◆ Source text ◆
Annual FX forecast (%): Proj. annual appreciation (depreciation) of currency over 2021-26 implied by IMF WEO (derived by dividing proj. GDP in local currency terms by proj. GDP in US$ terms). Source: IMF April 2021 WEO. Frequency: Annual (2021-26)

Public debt / GDP: Public debt / GDP ratio in 2020. Source: IMF April 2021 WEO. Frequency: Annual (2020)

Interest / GDP: Proj. interest payments (derived by subtracting budget balance from primary balance) as % of GDP in 2021. Source: IMF April 2021 WEO. Frequency: Annual (2021)

Interest / revenue: Proj. interest payments % of government revenue in 2021. Source: IMF April 2021 WEO. Frequency: Annual (2021)

Total external debt / GDP: External debt (public and private) in 2019 as % of GDP in 2020. Source: World Bank International Debt Statistics for external debt and IMF April 2021 WEO for GDP. Frequency: Annual (2019 and 2020)

◆ Short exercise A ◆
Answer these questions from the indicator definitions:
(i) Which year does the public debt / GDP ratio cover?
(ii) How are the projected interest payments derived?
(iii) Which source provides the external debt figures for total external debt / GDP?
◆ Short exercise B ◆
Print the indicator definitions starting at the words "Public debt / GDP: Public" and ending after "(2019 and 2020)".
The records have no connection to the indicator definitions.

◆ Data section ◆
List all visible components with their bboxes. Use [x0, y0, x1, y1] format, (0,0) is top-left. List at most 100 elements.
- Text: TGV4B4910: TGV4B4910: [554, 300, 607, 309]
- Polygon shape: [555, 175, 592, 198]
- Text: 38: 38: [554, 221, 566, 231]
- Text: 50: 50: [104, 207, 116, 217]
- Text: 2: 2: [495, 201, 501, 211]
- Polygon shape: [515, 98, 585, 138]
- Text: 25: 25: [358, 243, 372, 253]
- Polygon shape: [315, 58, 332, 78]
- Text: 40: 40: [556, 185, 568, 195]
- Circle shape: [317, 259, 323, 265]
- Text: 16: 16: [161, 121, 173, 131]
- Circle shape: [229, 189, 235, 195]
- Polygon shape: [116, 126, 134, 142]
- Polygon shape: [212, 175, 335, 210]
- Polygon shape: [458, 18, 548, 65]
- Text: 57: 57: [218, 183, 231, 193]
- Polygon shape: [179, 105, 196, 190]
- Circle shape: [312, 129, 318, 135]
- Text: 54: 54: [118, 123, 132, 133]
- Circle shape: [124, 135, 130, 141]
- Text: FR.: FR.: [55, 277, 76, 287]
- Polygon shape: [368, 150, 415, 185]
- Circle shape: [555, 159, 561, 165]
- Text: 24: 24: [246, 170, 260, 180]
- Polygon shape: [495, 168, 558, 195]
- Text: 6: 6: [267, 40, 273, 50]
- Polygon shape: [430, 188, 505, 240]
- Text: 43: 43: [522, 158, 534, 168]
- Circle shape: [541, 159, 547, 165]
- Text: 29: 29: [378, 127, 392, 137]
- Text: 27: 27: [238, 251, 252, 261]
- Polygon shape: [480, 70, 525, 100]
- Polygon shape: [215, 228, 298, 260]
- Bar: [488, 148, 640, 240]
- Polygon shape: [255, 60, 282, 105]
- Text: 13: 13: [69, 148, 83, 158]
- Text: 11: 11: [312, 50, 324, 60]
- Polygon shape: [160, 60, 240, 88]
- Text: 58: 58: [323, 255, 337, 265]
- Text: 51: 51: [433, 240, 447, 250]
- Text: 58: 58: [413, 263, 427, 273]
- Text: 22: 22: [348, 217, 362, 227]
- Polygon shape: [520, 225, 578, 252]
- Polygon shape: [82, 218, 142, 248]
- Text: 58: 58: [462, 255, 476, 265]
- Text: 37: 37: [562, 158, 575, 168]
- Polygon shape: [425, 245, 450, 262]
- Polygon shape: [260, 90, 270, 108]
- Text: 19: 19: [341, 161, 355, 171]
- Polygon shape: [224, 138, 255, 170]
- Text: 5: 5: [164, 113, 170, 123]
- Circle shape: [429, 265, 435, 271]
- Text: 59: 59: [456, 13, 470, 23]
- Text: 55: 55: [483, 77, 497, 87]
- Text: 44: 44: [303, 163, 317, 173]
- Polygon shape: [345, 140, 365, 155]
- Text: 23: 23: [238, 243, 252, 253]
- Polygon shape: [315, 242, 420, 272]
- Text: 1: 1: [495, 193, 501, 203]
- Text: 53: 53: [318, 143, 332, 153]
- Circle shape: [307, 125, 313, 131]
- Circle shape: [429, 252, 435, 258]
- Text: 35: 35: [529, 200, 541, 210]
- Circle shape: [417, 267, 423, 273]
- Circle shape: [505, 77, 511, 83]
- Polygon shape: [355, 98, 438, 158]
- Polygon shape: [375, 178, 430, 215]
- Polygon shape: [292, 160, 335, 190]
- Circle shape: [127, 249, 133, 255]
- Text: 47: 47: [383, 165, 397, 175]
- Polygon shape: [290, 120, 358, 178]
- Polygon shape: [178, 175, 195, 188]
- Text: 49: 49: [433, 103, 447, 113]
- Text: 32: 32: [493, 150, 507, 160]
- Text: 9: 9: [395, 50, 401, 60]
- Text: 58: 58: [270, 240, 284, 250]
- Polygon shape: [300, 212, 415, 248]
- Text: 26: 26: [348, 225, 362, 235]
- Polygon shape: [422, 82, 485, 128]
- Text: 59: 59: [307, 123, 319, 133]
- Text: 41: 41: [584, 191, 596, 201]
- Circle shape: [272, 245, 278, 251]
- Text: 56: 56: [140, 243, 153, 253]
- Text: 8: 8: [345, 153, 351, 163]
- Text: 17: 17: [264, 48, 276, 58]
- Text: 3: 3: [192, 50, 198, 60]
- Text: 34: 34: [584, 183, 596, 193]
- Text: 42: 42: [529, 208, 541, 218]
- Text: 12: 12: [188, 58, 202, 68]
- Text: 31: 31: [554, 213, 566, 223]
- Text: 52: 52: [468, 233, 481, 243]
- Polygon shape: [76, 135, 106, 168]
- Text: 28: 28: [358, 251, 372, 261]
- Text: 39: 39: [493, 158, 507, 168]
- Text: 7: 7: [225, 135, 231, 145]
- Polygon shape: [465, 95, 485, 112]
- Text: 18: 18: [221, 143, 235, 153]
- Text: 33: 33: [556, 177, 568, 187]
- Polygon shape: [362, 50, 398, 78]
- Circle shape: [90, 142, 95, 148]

◆ Answer A ◆
(i) 2020
(ii) By subtracting the budget balance from the primary balance
(iii) World Bank International Debt Statistics

◆ Answer B ◆
Public debt / GDP: Public debt / GDP ratio in 2020. Source: IMF April 2021 WEO. Frequency: Annual (2020)

Interest / GDP: Proj. interest payments (derived by subtracting budget balance from primary balance) as % of GDP in 2021. Source: IMF April 2021 WEO. Frequency: Annual (2021)

Interest / revenue: Proj. interest payments % of government revenue in 2021. Source: IMF April 2021 WEO. Frequency: Annual (2021)

Total external debt / GDP: External debt (public and private) in 2019 as % of GDP in 2020. Source: World Bank International Debt Statistics for external debt and IMF April 2021 WEO for GDP. Frequency: Annual (2019 and 2020)